• Objective: Collect every line of the records below that contains the word "title".

===== Dataset rows

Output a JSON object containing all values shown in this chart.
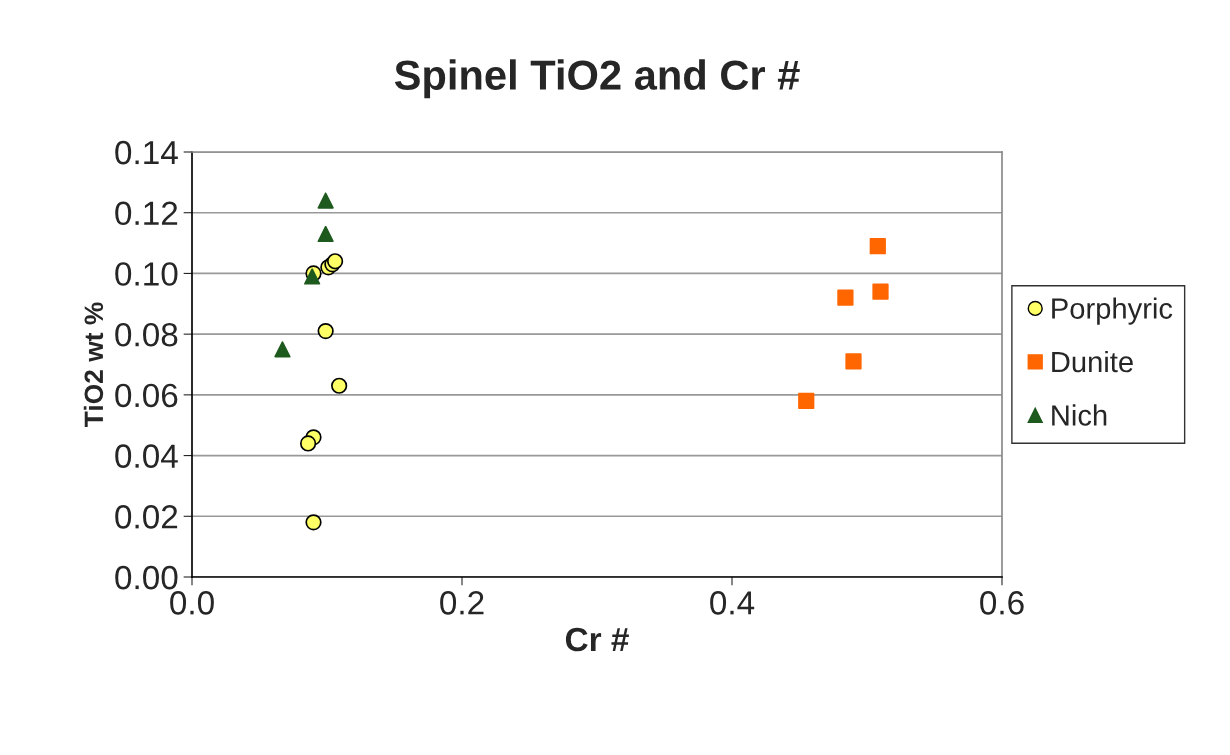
{
  "chart_data": {
    "type": "scatter",
    "title": "Spinel TiO2 and Cr #",
    "xlabel": "Cr #",
    "ylabel": "TiO2 wt %",
    "xlim": [
      0,
      0.6
    ],
    "ylim": [
      0,
      0.14
    ],
    "xticks": [
      {
        "value": 0,
        "label": "0.0"
      },
      0.2,
      0.4,
      0.6
    ],
    "yticks": [
      {
        "value": 0,
        "label": "0.00"
      },
      {
        "value": 0.02,
        "label": "0.02"
      },
      {
        "value": 0.04,
        "label": "0.04"
      },
      {
        "value": 0.06,
        "label": "0.06"
      },
      {
        "value": 0.08,
        "label": "0.08"
      },
      {
        "value": 0.1,
        "label": "0.10"
      },
      {
        "value": 0.12,
        "label": "0.12"
      },
      {
        "value": 0.14,
        "label": "0.14"
      }
    ],
    "grid": "y",
    "legend": "right",
    "series": [
      {
        "name": "Porphyric",
        "color": "#ffff66",
        "marker": "circle",
        "x": [
          0.09,
          0.101,
          0.104,
          0.106,
          0.099,
          0.109,
          0.09,
          0.086,
          0.09
        ],
        "values": [
          0.1,
          0.102,
          0.103,
          0.104,
          0.081,
          0.063,
          0.046,
          0.044,
          0.018
        ]
      },
      {
        "name": "Dunite",
        "color": "#ff6600",
        "marker": "square",
        "x": [
          0.508,
          0.484,
          0.51,
          0.49,
          0.455
        ],
        "values": [
          0.109,
          0.092,
          0.094,
          0.071,
          0.058
        ]
      },
      {
        "name": "Nich",
        "color": "#1e5a1e",
        "marker": "triangle",
        "x": [
          0.099,
          0.099,
          0.089,
          0.067
        ],
        "values": [
          0.124,
          0.113,
          0.099,
          0.075
        ]
      }
    ]
  }
}
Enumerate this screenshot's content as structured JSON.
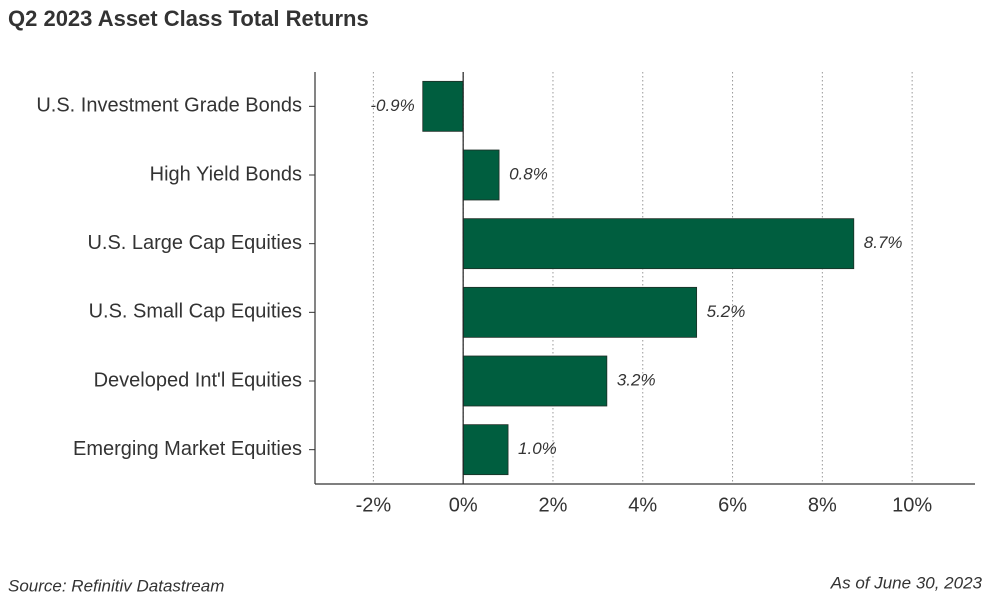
{
  "chart_data": {
    "type": "hbar",
    "title": "Q2 2023 Asset Class Total Returns",
    "categories": [
      "U.S. Investment Grade Bonds",
      "High Yield Bonds",
      "U.S. Large Cap Equities",
      "U.S. Small Cap Equities",
      "Developed Int'l Equities",
      "Emerging Market Equities"
    ],
    "values": [
      -0.9,
      0.8,
      8.7,
      5.2,
      3.2,
      1.0
    ],
    "value_labels": [
      "-0.9%",
      "0.8%",
      "8.7%",
      "5.2%",
      "3.2%",
      "1.0%"
    ],
    "color": "#005e3f",
    "xlim": [
      -3.3,
      11.4
    ],
    "xticks": [
      {
        "value": -2,
        "label": "-2%"
      },
      {
        "value": 0,
        "label": "0%"
      },
      {
        "value": 2,
        "label": "2%"
      },
      {
        "value": 4,
        "label": "4%"
      },
      {
        "value": 6,
        "label": "6%"
      },
      {
        "value": 8,
        "label": "8%"
      },
      {
        "value": 10,
        "label": "10%"
      }
    ],
    "grid": true,
    "source": "Source: Refinitiv Datastream",
    "note": "As of June 30, 2023"
  }
}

==========

• Correct response:
    "title": "Spinel TiO2 and Cr #",
    "title": "Q2 2023 Asset Class Total Returns",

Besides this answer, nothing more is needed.